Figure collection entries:
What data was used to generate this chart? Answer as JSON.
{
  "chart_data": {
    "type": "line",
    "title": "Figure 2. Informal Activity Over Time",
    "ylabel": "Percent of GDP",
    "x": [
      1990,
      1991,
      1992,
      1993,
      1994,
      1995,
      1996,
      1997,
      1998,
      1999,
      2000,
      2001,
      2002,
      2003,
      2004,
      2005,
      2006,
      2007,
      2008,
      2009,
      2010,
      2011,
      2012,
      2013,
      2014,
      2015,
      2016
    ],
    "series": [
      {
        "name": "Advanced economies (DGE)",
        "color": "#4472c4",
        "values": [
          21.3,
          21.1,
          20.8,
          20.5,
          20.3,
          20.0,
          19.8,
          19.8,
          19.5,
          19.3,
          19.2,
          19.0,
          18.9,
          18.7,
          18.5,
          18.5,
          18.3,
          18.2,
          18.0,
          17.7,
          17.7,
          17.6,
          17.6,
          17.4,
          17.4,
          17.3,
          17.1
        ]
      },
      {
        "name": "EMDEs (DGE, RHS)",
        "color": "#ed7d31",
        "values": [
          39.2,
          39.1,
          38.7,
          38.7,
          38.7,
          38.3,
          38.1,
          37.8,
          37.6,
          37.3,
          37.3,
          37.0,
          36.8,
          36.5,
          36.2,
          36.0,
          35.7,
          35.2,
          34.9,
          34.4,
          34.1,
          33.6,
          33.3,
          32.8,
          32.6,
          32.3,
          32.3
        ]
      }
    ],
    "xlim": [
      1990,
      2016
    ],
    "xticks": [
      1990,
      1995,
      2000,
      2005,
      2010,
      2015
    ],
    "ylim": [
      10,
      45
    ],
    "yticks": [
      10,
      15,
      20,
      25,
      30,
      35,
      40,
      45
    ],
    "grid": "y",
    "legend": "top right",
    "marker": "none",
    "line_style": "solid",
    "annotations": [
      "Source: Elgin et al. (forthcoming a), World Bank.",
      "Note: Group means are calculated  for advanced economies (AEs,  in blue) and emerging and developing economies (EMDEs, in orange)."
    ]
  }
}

---

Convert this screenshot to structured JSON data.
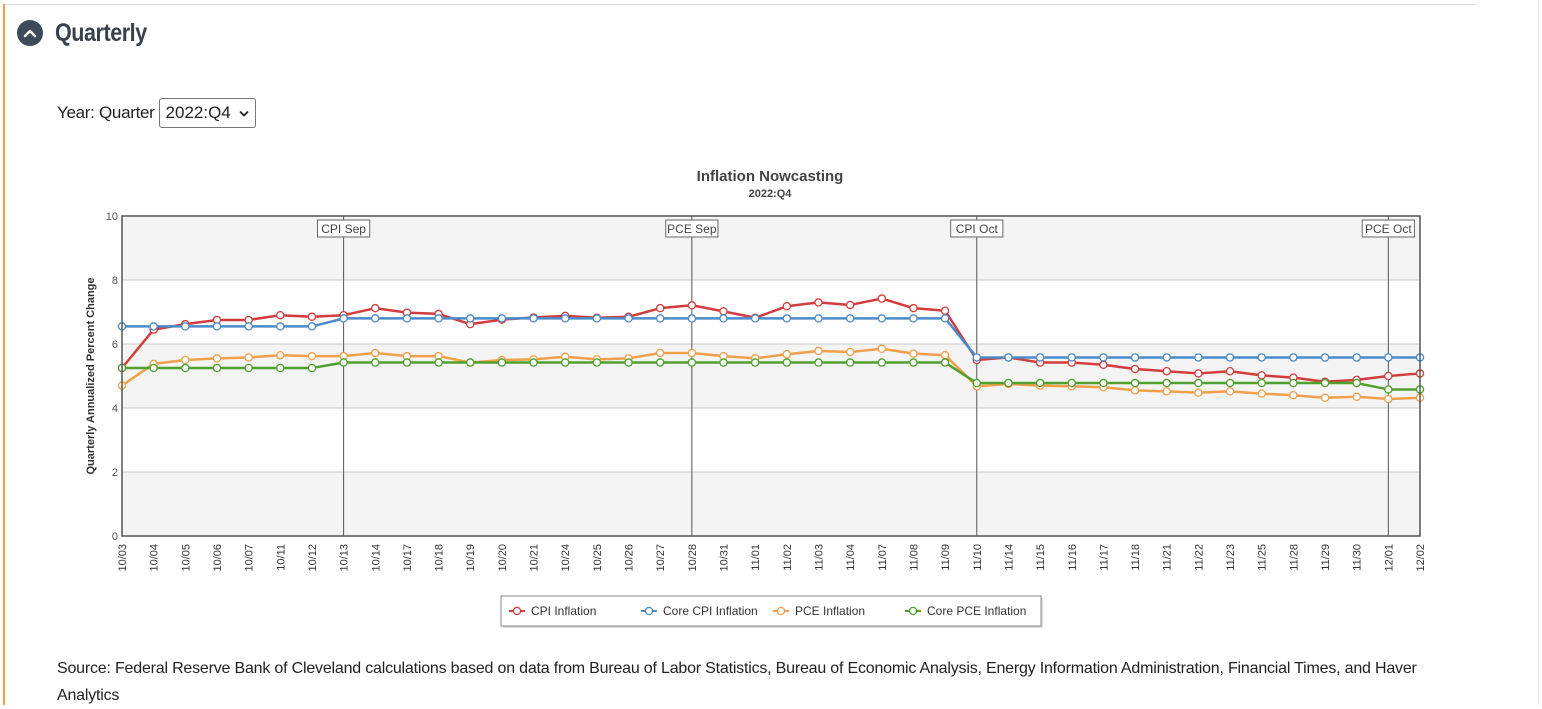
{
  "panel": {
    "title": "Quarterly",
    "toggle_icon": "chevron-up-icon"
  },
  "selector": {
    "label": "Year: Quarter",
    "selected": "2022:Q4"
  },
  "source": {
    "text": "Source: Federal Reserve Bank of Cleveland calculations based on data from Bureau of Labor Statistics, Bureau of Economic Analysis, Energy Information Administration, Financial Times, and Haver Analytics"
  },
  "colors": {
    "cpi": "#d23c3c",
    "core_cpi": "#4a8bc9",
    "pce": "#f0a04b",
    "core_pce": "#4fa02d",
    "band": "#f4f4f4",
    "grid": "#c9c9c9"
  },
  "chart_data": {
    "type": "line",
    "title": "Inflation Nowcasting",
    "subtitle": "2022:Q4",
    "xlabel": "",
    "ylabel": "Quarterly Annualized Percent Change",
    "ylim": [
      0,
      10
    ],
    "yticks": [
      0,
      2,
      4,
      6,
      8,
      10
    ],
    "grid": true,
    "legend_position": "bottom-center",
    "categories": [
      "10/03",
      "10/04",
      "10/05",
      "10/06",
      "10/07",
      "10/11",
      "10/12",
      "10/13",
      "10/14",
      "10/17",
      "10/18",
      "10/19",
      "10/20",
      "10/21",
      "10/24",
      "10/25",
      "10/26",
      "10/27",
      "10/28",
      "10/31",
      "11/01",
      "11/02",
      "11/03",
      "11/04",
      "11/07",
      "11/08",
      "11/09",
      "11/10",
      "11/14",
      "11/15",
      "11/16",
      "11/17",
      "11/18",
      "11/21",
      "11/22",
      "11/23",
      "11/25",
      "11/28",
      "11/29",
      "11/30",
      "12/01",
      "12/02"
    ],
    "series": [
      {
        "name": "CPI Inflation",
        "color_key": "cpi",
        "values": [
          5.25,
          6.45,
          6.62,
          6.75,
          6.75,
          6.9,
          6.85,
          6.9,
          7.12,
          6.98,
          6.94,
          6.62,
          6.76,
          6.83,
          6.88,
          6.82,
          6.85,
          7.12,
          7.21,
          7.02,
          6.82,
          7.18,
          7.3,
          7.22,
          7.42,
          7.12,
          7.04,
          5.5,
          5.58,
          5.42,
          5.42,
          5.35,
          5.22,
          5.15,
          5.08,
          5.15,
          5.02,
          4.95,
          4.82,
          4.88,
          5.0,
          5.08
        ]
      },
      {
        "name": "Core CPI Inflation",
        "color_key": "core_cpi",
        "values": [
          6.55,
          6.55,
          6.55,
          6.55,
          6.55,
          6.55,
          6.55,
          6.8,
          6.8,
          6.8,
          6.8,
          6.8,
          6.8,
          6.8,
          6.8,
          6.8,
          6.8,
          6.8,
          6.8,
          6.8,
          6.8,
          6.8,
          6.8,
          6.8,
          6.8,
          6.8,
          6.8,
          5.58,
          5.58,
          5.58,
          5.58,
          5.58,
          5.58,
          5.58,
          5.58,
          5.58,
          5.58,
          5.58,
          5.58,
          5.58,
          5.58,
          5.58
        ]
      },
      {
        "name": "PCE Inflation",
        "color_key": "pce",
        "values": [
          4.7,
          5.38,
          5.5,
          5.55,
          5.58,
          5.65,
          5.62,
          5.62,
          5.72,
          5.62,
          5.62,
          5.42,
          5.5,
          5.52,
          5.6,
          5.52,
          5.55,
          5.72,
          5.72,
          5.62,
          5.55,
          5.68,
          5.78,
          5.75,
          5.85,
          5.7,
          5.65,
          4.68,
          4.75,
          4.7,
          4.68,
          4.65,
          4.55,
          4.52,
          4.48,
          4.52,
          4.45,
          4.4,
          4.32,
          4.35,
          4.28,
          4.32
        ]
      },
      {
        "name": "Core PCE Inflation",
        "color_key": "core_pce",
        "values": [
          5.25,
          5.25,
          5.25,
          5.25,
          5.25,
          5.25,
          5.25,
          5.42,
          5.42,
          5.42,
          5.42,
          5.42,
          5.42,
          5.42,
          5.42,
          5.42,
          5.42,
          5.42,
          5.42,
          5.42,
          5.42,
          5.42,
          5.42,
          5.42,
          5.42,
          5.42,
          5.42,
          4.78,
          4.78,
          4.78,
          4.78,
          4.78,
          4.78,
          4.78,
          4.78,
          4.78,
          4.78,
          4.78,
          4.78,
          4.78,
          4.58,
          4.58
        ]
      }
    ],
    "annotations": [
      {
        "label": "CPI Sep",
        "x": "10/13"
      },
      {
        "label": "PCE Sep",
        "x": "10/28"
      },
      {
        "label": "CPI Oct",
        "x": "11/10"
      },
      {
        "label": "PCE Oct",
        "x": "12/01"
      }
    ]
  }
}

--

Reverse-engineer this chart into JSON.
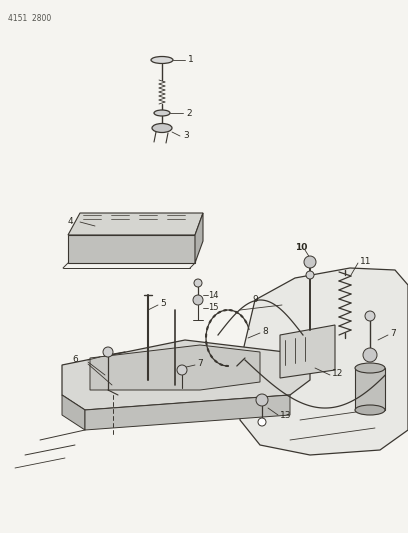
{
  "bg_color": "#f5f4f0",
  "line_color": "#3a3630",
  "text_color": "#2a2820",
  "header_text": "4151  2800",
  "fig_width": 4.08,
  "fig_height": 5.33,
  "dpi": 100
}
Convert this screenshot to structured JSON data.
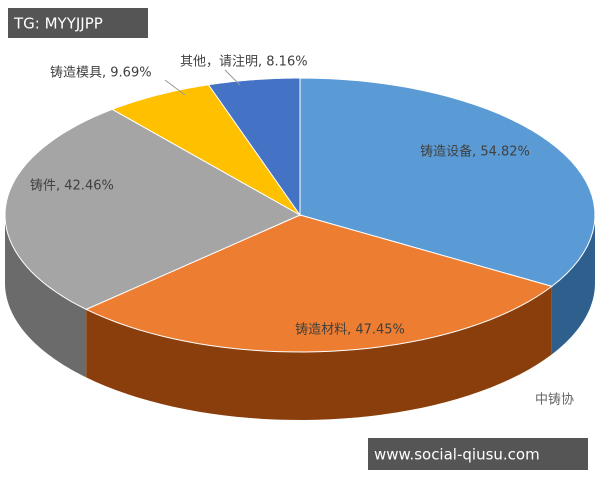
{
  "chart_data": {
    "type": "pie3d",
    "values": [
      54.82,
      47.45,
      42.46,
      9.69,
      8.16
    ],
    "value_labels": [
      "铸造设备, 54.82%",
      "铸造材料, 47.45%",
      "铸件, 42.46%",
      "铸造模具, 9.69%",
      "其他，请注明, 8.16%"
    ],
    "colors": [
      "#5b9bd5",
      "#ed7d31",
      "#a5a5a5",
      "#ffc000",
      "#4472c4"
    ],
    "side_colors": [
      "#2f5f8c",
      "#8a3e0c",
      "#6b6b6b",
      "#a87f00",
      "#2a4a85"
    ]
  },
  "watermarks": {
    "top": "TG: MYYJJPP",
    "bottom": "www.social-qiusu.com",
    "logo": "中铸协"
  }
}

▶ [THE EXERCISE]:
Copy each line from the data above that includes "EMDEs".

▶ [PROBLEM SOLUTION]:
        "name": "EMDEs (DGE, RHS)",
      "Note: Group means are calculated  for advanced economies (AEs,  in blue) and emerging and developing economies (EMDEs, in orange)."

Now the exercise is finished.